## begin Data provided

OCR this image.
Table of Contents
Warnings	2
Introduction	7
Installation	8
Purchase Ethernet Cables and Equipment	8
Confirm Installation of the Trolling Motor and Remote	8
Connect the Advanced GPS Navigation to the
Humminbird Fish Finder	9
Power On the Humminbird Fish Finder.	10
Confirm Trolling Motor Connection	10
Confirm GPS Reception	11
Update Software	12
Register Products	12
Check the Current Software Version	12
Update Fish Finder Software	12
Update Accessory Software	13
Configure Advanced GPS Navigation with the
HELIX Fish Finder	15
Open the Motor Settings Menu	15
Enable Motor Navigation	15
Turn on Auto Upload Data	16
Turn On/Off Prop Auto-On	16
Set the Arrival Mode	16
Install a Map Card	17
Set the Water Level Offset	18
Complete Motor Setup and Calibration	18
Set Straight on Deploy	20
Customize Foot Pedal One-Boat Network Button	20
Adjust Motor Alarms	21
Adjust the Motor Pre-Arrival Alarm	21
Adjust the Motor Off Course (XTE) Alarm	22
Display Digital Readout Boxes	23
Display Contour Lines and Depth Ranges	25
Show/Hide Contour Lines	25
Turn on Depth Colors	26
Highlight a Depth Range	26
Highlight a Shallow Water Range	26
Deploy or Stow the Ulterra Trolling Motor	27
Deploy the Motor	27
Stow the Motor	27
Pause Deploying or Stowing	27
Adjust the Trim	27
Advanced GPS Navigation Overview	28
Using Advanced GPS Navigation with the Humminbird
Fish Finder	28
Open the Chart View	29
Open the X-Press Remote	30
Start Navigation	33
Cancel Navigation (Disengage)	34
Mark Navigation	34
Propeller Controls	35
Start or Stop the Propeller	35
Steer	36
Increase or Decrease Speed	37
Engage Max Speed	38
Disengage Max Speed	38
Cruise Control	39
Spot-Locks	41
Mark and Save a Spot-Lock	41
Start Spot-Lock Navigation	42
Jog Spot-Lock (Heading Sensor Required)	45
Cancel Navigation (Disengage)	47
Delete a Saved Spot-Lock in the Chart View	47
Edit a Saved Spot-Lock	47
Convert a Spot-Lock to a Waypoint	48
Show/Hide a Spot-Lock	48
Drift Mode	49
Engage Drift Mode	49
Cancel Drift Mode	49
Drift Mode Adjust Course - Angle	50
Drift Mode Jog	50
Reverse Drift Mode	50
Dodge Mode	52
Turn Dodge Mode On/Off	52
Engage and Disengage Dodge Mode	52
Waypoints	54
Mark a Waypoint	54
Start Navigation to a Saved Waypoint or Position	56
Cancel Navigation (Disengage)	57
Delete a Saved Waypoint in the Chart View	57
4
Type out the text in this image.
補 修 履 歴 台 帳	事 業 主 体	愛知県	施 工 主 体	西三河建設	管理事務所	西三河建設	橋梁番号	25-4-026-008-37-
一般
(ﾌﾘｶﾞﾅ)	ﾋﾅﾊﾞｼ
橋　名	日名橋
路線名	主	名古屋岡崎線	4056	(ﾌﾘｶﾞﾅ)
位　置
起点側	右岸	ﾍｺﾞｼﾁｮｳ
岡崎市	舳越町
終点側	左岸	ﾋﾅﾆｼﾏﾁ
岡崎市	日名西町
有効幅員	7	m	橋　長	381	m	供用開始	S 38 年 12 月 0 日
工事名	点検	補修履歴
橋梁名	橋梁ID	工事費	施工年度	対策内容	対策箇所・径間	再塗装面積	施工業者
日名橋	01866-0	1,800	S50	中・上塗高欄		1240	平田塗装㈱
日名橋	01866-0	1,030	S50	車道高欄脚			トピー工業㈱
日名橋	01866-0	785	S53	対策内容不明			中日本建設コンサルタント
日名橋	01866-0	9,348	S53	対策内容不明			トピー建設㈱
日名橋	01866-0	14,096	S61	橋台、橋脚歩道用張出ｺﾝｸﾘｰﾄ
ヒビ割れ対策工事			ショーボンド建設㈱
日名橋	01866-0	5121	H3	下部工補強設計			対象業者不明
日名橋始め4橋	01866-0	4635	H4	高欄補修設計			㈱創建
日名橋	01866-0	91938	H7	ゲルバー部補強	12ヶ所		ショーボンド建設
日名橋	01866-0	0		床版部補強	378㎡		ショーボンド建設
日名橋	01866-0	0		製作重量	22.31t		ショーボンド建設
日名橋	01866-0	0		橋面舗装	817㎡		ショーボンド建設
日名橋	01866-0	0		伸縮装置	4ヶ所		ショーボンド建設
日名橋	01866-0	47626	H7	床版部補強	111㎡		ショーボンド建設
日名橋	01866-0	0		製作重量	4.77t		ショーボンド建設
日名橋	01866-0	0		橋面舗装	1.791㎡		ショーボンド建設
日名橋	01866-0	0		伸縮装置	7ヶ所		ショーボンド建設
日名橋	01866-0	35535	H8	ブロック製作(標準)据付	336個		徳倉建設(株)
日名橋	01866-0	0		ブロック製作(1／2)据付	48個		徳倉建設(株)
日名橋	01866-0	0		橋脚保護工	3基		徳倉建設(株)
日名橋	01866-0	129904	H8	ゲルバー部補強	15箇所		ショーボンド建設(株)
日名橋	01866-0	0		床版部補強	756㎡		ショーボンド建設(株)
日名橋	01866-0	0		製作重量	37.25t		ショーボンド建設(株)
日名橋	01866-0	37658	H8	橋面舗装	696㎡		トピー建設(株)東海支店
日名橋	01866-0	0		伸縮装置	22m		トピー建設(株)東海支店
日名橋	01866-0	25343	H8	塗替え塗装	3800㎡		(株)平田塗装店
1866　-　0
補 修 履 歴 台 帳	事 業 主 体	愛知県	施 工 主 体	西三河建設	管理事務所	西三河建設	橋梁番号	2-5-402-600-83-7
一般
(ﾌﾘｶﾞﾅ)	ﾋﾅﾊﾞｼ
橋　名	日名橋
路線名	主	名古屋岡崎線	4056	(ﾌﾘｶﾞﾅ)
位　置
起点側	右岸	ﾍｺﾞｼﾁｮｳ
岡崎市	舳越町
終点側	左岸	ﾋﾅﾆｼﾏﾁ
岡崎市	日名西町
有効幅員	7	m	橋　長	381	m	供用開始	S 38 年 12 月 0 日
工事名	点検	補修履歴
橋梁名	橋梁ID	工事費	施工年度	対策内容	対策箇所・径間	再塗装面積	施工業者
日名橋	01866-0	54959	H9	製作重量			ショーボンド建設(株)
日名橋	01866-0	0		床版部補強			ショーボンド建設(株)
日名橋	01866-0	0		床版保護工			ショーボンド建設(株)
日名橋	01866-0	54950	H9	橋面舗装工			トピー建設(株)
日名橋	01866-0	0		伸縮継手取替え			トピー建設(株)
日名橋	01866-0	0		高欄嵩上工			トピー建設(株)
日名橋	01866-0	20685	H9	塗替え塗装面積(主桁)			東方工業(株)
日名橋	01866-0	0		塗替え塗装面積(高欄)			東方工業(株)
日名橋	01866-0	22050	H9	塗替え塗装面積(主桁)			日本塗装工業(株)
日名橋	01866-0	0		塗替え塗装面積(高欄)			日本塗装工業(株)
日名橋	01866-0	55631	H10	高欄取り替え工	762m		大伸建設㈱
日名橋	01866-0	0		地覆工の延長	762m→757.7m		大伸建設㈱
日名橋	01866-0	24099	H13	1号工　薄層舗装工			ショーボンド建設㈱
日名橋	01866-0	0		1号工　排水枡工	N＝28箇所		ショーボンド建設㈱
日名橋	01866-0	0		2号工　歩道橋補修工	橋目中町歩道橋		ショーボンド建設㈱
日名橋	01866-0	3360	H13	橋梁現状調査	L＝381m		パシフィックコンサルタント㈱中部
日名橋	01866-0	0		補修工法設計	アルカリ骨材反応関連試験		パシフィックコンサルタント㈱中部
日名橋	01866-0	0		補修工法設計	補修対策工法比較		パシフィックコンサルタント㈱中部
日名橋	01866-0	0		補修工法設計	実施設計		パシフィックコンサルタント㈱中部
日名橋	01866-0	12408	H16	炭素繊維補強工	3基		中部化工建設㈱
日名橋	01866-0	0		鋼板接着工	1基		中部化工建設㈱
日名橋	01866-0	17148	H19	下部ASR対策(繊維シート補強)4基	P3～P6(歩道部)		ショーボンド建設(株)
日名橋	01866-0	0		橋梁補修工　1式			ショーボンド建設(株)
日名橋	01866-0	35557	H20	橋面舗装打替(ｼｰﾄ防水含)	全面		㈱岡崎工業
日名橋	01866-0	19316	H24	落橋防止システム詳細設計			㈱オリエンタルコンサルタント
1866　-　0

## end Data provided

**Exercise objective:** Collect every line with the string "橋梁番号" from the records, and copy each.

**Exercise result:**
補 修 履 歴 台 帳	事 業 主 体	愛知県	施 工 主 体	西三河建設	管理事務所	西三河建設	橋梁番号	25-4-026-008-37-
補 修 履 歴 台 帳	事 業 主 体	愛知県	施 工 主 体	西三河建設	管理事務所	西三河建設	橋梁番号	2-5-402-600-83-7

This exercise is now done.